>> start RECORDED INFORMATION

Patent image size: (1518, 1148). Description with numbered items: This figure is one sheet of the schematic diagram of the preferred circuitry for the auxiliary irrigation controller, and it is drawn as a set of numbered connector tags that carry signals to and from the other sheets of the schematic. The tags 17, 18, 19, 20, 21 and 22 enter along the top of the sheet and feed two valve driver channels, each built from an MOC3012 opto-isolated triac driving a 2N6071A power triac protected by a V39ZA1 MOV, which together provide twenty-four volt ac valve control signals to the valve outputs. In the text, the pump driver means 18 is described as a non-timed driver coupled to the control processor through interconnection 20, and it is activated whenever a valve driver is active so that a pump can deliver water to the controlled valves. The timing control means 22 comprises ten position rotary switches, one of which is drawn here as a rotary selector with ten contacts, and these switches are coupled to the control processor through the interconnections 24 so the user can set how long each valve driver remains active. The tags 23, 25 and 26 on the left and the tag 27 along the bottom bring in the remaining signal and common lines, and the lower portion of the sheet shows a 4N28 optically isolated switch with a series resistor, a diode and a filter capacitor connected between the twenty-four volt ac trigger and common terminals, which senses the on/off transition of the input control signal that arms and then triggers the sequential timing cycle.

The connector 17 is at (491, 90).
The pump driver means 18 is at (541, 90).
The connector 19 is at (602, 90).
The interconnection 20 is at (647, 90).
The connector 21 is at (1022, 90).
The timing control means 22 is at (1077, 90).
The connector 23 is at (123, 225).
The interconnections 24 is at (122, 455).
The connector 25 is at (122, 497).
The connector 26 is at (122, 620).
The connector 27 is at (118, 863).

>> end RECORDED INFORMATION

Please rewrite all of the data above as a numbered list, leaving out any blank lines.

#### ANSWER TO THIS TASK:
1. Patent image size: (1518, 1148). Description with numbered items: This figure is one sheet of the schematic diagram of the preferred circuitry for the auxiliary irrigation controller, and it is drawn as a set of numbered connector tags that carry signals to and from the other sheets of the schematic. The tags 17, 18, 19, 20, 21 and 22 enter along the top of the sheet and feed two valve driver channels, each built from an MOC3012 opto-isolated triac driving a 2N6071A power triac protected by a V39ZA1 MOV, which together provide twenty-four volt ac valve control signals to the valve outputs. In the text, the pump driver means 18 is described as a non-timed driver coupled to the control processor through interconnection 20, and it is activated whenever a valve driver is active so that a pump can deliver water to the controlled valves. The timing control means 22 comprises ten position rotary switches, one of which is drawn here as a rotary selector with ten contacts, and these switches are coupled to the control processor through the interconnections 24 so the user can set how long each valve driver remains active. The tags 23, 25 and 26 on the left and the tag 27 along the bottom bring in the remaining signal and common lines, and the lower portion of the sheet shows a 4N28 optically isolated switch with a series resistor, a diode and a filter capacitor connected between the twenty-four volt ac trigger and common terminals, which senses the on/off transition of the input control signal that arms and then triggers the sequential timing cycle.
2. The connector 17 is at (491, 90).
3. The pump driver means 18 is at (541, 90).
4. The connector 19 is at (602, 90).
5. The interconnection 20 is at (647, 90).
6. The connector 21 is at (1022, 90).
7. The timing control means 22 is at (1077, 90).
8. The connector 23 is at (123, 225).
9. The interconnections 24 is at (122, 455).
10. The connector 25 is at (122, 497).
11. The connector 26 is at (122, 620).
12. The connector 27 is at (118, 863).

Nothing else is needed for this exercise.